-- What the task requires --
Pick out the lines below that include the string "this".

-- Material --
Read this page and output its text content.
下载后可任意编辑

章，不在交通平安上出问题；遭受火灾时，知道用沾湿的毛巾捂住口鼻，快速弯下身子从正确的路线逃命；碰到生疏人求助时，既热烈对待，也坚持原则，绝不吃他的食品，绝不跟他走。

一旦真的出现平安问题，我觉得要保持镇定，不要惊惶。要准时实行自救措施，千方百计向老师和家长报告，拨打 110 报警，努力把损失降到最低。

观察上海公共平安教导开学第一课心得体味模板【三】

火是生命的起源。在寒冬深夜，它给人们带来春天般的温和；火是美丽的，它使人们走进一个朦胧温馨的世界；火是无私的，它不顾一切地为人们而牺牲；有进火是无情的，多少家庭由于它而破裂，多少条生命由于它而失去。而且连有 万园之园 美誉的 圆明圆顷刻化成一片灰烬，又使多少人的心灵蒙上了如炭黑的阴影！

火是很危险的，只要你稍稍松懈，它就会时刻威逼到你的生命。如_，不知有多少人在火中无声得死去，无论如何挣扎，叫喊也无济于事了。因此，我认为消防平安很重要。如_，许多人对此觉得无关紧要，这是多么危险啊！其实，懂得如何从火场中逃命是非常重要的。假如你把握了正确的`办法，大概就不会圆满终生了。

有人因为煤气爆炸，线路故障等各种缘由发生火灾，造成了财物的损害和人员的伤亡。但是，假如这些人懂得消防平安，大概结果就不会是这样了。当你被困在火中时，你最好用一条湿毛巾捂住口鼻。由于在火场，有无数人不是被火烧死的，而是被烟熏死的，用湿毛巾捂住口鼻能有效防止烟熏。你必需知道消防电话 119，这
--
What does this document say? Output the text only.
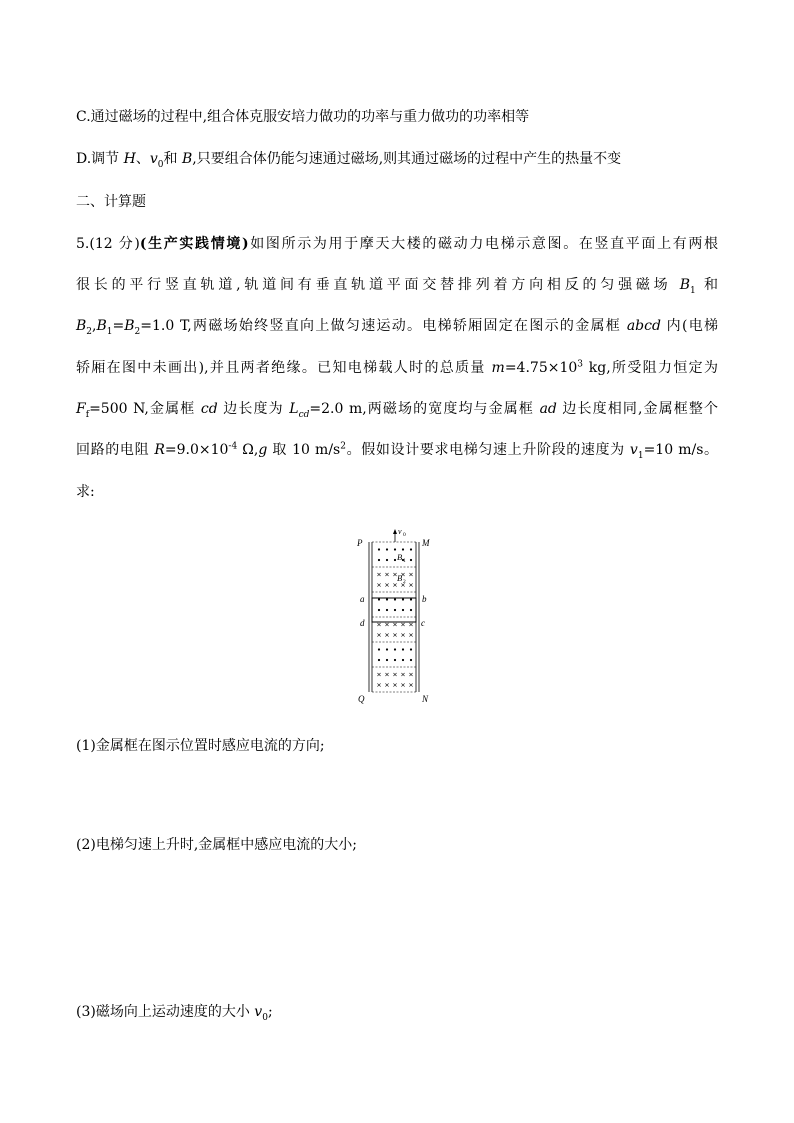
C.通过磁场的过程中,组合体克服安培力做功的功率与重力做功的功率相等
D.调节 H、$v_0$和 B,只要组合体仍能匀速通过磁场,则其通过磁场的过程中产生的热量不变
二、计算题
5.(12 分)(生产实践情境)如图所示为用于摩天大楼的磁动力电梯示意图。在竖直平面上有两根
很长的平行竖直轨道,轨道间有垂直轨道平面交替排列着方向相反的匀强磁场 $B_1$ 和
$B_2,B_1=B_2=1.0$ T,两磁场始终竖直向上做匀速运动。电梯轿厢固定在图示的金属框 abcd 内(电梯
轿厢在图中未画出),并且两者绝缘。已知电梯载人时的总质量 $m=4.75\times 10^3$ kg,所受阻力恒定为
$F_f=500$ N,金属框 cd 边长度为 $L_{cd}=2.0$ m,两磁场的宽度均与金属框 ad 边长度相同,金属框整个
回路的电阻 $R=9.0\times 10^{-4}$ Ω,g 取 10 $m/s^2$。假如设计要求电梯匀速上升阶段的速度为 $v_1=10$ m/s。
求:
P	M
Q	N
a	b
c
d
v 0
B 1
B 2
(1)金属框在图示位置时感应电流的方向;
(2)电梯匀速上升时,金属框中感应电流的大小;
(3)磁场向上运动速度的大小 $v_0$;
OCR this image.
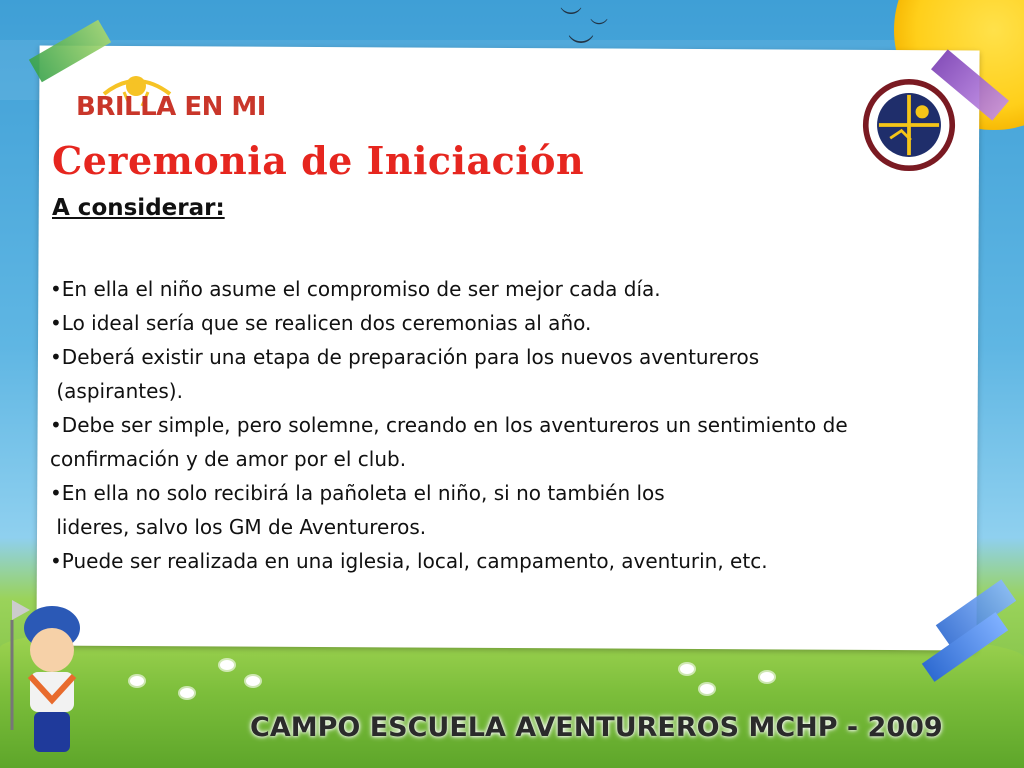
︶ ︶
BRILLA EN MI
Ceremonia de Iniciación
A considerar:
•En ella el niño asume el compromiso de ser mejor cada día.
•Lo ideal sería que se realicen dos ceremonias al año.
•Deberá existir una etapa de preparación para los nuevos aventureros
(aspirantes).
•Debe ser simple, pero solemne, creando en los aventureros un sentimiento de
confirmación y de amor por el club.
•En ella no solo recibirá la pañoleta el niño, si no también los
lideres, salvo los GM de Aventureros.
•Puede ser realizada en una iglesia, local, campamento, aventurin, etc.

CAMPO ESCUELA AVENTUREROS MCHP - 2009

-- Full answer --
Read this page and output its text content.
What does this document say? Output the text only.
OCR this image.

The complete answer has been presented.